*RECORDS PROVIDED*.

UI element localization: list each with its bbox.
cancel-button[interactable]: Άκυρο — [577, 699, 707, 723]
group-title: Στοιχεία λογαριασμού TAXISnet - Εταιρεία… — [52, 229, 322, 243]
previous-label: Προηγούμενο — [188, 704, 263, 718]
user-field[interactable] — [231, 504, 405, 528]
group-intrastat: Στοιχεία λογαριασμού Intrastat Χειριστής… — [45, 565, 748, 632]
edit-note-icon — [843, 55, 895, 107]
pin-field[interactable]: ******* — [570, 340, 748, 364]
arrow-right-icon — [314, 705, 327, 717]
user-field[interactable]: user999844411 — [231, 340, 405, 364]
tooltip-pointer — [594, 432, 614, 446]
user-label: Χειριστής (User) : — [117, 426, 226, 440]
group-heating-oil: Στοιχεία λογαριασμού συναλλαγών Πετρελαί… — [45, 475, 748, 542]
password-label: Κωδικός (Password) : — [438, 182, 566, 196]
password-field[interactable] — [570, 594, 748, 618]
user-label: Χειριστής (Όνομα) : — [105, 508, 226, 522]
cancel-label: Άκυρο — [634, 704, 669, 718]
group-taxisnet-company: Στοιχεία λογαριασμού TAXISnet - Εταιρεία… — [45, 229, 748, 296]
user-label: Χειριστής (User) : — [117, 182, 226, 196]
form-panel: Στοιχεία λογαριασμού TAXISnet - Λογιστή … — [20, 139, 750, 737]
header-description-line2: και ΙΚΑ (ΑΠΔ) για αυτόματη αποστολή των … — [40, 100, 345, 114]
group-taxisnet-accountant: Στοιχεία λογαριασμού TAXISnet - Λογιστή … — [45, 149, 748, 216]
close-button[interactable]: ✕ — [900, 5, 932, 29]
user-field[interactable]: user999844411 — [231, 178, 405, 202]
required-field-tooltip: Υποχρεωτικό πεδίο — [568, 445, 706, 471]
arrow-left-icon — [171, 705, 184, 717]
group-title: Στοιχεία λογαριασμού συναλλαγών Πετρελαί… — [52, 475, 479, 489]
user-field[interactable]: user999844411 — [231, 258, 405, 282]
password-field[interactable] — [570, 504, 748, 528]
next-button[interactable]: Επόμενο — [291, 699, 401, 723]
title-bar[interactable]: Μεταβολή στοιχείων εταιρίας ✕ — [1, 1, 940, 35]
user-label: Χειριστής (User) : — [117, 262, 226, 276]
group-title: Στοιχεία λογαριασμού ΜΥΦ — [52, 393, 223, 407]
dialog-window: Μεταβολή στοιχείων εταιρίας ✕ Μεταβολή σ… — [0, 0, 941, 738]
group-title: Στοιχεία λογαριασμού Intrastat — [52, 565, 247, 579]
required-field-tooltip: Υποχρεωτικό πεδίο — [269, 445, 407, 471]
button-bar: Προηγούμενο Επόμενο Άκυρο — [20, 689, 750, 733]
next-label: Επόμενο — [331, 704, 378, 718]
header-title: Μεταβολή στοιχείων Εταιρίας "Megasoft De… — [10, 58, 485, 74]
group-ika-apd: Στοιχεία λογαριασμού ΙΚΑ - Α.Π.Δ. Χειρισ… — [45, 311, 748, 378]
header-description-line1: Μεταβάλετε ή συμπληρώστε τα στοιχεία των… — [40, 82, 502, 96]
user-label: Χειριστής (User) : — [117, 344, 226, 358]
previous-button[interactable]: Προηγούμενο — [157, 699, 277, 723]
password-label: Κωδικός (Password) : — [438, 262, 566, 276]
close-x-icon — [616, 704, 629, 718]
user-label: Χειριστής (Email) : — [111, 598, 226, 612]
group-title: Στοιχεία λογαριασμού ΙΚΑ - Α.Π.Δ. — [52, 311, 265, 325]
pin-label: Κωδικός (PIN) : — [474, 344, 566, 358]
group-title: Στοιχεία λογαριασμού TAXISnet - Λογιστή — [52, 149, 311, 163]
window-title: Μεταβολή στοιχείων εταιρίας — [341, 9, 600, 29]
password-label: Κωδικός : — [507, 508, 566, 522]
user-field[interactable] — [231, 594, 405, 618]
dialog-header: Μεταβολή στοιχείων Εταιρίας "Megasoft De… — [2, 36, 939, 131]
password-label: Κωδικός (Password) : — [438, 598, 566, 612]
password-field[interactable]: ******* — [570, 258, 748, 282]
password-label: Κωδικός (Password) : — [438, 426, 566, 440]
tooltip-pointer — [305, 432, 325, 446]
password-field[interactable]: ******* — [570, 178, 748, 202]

*WORK INSTRUCTIONS*.
Please reproduce every line of the material above without any change.

*ANSWER TO THIS EXERCISE*.
UI element localization: list each with its bbox.
cancel-button[interactable]: Άκυρο — [577, 699, 707, 723]
group-title: Στοιχεία λογαριασμού TAXISnet - Εταιρεία… — [52, 229, 322, 243]
previous-label: Προηγούμενο — [188, 704, 263, 718]
user-field[interactable] — [231, 504, 405, 528]
group-intrastat: Στοιχεία λογαριασμού Intrastat Χειριστής… — [45, 565, 748, 632]
edit-note-icon — [843, 55, 895, 107]
pin-field[interactable]: ******* — [570, 340, 748, 364]
arrow-right-icon — [314, 705, 327, 717]
user-field[interactable]: user999844411 — [231, 340, 405, 364]
tooltip-pointer — [594, 432, 614, 446]
user-label: Χειριστής (User) : — [117, 426, 226, 440]
group-heating-oil: Στοιχεία λογαριασμού συναλλαγών Πετρελαί… — [45, 475, 748, 542]
password-label: Κωδικός (Password) : — [438, 182, 566, 196]
password-field[interactable] — [570, 594, 748, 618]
user-label: Χειριστής (Όνομα) : — [105, 508, 226, 522]
cancel-label: Άκυρο — [634, 704, 669, 718]
group-taxisnet-company: Στοιχεία λογαριασμού TAXISnet - Εταιρεία… — [45, 229, 748, 296]
user-label: Χειριστής (User) : — [117, 182, 226, 196]
form-panel: Στοιχεία λογαριασμού TAXISnet - Λογιστή … — [20, 139, 750, 737]
header-description-line2: και ΙΚΑ (ΑΠΔ) για αυτόματη αποστολή των … — [40, 100, 345, 114]
group-taxisnet-accountant: Στοιχεία λογαριασμού TAXISnet - Λογιστή … — [45, 149, 748, 216]
close-button[interactable]: ✕ — [900, 5, 932, 29]
user-field[interactable]: user999844411 — [231, 178, 405, 202]
required-field-tooltip: Υποχρεωτικό πεδίο — [568, 445, 706, 471]
arrow-left-icon — [171, 705, 184, 717]
group-title: Στοιχεία λογαριασμού συναλλαγών Πετρελαί… — [52, 475, 479, 489]
user-field[interactable]: user999844411 — [231, 258, 405, 282]
password-field[interactable] — [570, 504, 748, 528]
next-button[interactable]: Επόμενο — [291, 699, 401, 723]
title-bar[interactable]: Μεταβολή στοιχείων εταιρίας ✕ — [1, 1, 940, 35]
user-label: Χειριστής (User) : — [117, 262, 226, 276]
group-title: Στοιχεία λογαριασμού ΜΥΦ — [52, 393, 223, 407]
dialog-window: Μεταβολή στοιχείων εταιρίας ✕ Μεταβολή σ… — [0, 0, 941, 738]
group-title: Στοιχεία λογαριασμού Intrastat — [52, 565, 247, 579]
required-field-tooltip: Υποχρεωτικό πεδίο — [269, 445, 407, 471]
button-bar: Προηγούμενο Επόμενο Άκυρο — [20, 689, 750, 733]
next-label: Επόμενο — [331, 704, 378, 718]
header-title: Μεταβολή στοιχείων Εταιρίας "Megasoft De… — [10, 58, 485, 74]
group-ika-apd: Στοιχεία λογαριασμού ΙΚΑ - Α.Π.Δ. Χειρισ… — [45, 311, 748, 378]
header-description-line1: Μεταβάλετε ή συμπληρώστε τα στοιχεία των… — [40, 82, 502, 96]
user-label: Χειριστής (User) : — [117, 344, 226, 358]
previous-button[interactable]: Προηγούμενο — [157, 699, 277, 723]
password-label: Κωδικός (Password) : — [438, 262, 566, 276]
close-x-icon — [616, 704, 629, 718]
user-label: Χειριστής (Email) : — [111, 598, 226, 612]
group-title: Στοιχεία λογαριασμού ΙΚΑ - Α.Π.Δ. — [52, 311, 265, 325]
pin-label: Κωδικός (PIN) : — [474, 344, 566, 358]
group-title: Στοιχεία λογαριασμού TAXISnet - Λογιστή — [52, 149, 311, 163]
window-title: Μεταβολή στοιχείων εταιρίας — [341, 9, 600, 29]
password-label: Κωδικός : — [507, 508, 566, 522]
user-field[interactable] — [231, 594, 405, 618]
dialog-header: Μεταβολή στοιχείων Εταιρίας "Megasoft De… — [2, 36, 939, 131]
password-label: Κωδικός (Password) : — [438, 598, 566, 612]
password-field[interactable]: ******* — [570, 258, 748, 282]
password-label: Κωδικός (Password) : — [438, 426, 566, 440]
tooltip-pointer — [305, 432, 325, 446]
password-field[interactable]: ******* — [570, 178, 748, 202]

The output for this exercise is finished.